[Recorded data]
§
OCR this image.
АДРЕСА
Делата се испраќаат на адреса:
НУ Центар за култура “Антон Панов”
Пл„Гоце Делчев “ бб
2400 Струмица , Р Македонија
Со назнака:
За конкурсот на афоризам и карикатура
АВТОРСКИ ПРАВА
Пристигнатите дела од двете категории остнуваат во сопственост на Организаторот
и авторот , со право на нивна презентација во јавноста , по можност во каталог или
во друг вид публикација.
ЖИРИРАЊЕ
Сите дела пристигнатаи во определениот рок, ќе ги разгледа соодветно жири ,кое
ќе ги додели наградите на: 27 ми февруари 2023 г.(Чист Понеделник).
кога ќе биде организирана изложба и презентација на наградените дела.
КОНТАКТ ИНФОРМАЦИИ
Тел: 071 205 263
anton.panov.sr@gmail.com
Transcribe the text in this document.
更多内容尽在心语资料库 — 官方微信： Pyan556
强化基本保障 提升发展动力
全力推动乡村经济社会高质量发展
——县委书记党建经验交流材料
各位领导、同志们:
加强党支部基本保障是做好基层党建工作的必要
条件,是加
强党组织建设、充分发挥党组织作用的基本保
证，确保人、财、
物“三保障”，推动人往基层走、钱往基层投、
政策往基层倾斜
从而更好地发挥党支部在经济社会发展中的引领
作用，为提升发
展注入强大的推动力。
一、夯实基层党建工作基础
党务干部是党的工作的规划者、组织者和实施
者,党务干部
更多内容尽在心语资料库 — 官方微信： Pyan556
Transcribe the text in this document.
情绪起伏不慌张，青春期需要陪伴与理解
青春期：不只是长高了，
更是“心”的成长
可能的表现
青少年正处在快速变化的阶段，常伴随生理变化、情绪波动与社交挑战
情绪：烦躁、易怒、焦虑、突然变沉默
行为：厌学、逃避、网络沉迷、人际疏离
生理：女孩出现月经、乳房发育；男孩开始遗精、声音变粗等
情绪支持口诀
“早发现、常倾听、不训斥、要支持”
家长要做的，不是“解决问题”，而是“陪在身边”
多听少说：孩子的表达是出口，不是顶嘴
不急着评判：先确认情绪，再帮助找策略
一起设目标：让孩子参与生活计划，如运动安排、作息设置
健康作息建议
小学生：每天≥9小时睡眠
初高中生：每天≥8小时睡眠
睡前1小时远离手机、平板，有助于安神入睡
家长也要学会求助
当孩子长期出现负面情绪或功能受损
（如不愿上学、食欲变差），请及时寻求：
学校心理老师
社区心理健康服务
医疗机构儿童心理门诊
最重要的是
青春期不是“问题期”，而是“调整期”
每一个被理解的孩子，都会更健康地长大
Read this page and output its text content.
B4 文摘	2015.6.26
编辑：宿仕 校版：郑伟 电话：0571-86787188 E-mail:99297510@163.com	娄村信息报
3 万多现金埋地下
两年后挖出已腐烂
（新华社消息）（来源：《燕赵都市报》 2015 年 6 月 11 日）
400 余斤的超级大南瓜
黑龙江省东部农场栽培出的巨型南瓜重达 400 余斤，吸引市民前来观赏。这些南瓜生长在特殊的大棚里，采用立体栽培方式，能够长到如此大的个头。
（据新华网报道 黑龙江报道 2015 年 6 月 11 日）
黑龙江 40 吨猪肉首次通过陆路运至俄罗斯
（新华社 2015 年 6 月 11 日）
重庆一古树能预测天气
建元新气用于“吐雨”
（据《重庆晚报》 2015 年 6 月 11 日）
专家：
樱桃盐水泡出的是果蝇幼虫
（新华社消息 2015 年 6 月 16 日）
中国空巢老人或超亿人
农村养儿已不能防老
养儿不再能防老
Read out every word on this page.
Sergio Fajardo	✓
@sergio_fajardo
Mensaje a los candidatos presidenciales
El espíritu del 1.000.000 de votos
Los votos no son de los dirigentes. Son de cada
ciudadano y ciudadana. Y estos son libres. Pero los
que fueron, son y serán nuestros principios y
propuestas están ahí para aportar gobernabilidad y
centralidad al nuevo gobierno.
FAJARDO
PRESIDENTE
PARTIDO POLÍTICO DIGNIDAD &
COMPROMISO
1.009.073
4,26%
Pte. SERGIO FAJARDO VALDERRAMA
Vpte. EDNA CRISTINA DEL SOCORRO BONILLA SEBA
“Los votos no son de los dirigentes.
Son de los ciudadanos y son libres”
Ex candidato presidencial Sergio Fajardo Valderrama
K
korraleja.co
§
Word for word, write out the data.

> [Answer to this task]
OCR this image.
АДРЕСА
Делата се испраќаат на адреса:
НУ Центар за култура “Антон Панов”
Пл„Гоце Делчев “ бб
2400 Струмица , Р Македонија
Со назнака:
За конкурсот на афоризам и карикатура
АВТОРСКИ ПРАВА
Пристигнатите дела од двете категории остнуваат во сопственост на Организаторот
и авторот , со право на нивна презентација во јавноста , по можност во каталог или
во друг вид публикација.
ЖИРИРАЊЕ
Сите дела пристигнатаи во определениот рок, ќе ги разгледа соодветно жири ,кое
ќе ги додели наградите на: 27 ми февруари 2023 г.(Чист Понеделник).
кога ќе биде организирана изложба и презентација на наградените дела.
КОНТАКТ ИНФОРМАЦИИ
Тел: 071 205 263
anton.panov.sr@gmail.com
Transcribe the text in this document.
更多内容尽在心语资料库 — 官方微信： Pyan556
强化基本保障 提升发展动力
全力推动乡村经济社会高质量发展
——县委书记党建经验交流材料
各位领导、同志们:
加强党支部基本保障是做好基层党建工作的必要
条件,是加
强党组织建设、充分发挥党组织作用的基本保
证，确保人、财、
物“三保障”，推动人往基层走、钱往基层投、
政策往基层倾斜
从而更好地发挥党支部在经济社会发展中的引领
作用，为提升发
展注入强大的推动力。
一、夯实基层党建工作基础
党务干部是党的工作的规划者、组织者和实施
者,党务干部
更多内容尽在心语资料库 — 官方微信： Pyan556
Transcribe the text in this document.
情绪起伏不慌张，青春期需要陪伴与理解
青春期：不只是长高了，
更是“心”的成长
可能的表现
青少年正处在快速变化的阶段，常伴随生理变化、情绪波动与社交挑战
情绪：烦躁、易怒、焦虑、突然变沉默
行为：厌学、逃避、网络沉迷、人际疏离
生理：女孩出现月经、乳房发育；男孩开始遗精、声音变粗等
情绪支持口诀
“早发现、常倾听、不训斥、要支持”
家长要做的，不是“解决问题”，而是“陪在身边”
多听少说：孩子的表达是出口，不是顶嘴
不急着评判：先确认情绪，再帮助找策略
一起设目标：让孩子参与生活计划，如运动安排、作息设置
健康作息建议
小学生：每天≥9小时睡眠
初高中生：每天≥8小时睡眠
睡前1小时远离手机、平板，有助于安神入睡
家长也要学会求助
当孩子长期出现负面情绪或功能受损
（如不愿上学、食欲变差），请及时寻求：
学校心理老师
社区心理健康服务
医疗机构儿童心理门诊
最重要的是
青春期不是“问题期”，而是“调整期”
每一个被理解的孩子，都会更健康地长大
Read this page and output its text content.
B4 文摘	2015.6.26
编辑：宿仕 校版：郑伟 电话：0571-86787188 E-mail:99297510@163.com	娄村信息报
3 万多现金埋地下
两年后挖出已腐烂
（新华社消息）（来源：《燕赵都市报》 2015 年 6 月 11 日）
400 余斤的超级大南瓜
黑龙江省东部农场栽培出的巨型南瓜重达 400 余斤，吸引市民前来观赏。这些南瓜生长在特殊的大棚里，采用立体栽培方式，能够长到如此大的个头。
（据新华网报道 黑龙江报道 2015 年 6 月 11 日）
黑龙江 40 吨猪肉首次通过陆路运至俄罗斯
（新华社 2015 年 6 月 11 日）
重庆一古树能预测天气
建元新气用于“吐雨”
（据《重庆晚报》 2015 年 6 月 11 日）
专家：
樱桃盐水泡出的是果蝇幼虫
（新华社消息 2015 年 6 月 16 日）
中国空巢老人或超亿人
农村养儿已不能防老
养儿不再能防老
Read out every word on this page.
Sergio Fajardo	✓
@sergio_fajardo
Mensaje a los candidatos presidenciales
El espíritu del 1.000.000 de votos
Los votos no son de los dirigentes. Son de cada
ciudadano y ciudadana. Y estos son libres. Pero los
que fueron, son y serán nuestros principios y
propuestas están ahí para aportar gobernabilidad y
centralidad al nuevo gobierno.
FAJARDO
PRESIDENTE
PARTIDO POLÍTICO DIGNIDAD &
COMPROMISO
1.009.073
4,26%
Pte. SERGIO FAJARDO VALDERRAMA
Vpte. EDNA CRISTINA DEL SOCORRO BONILLA SEBA
“Los votos no son de los dirigentes.
Son de los ciudadanos y son libres”
Ex candidato presidencial Sergio Fajardo Valderrama
K
korraleja.co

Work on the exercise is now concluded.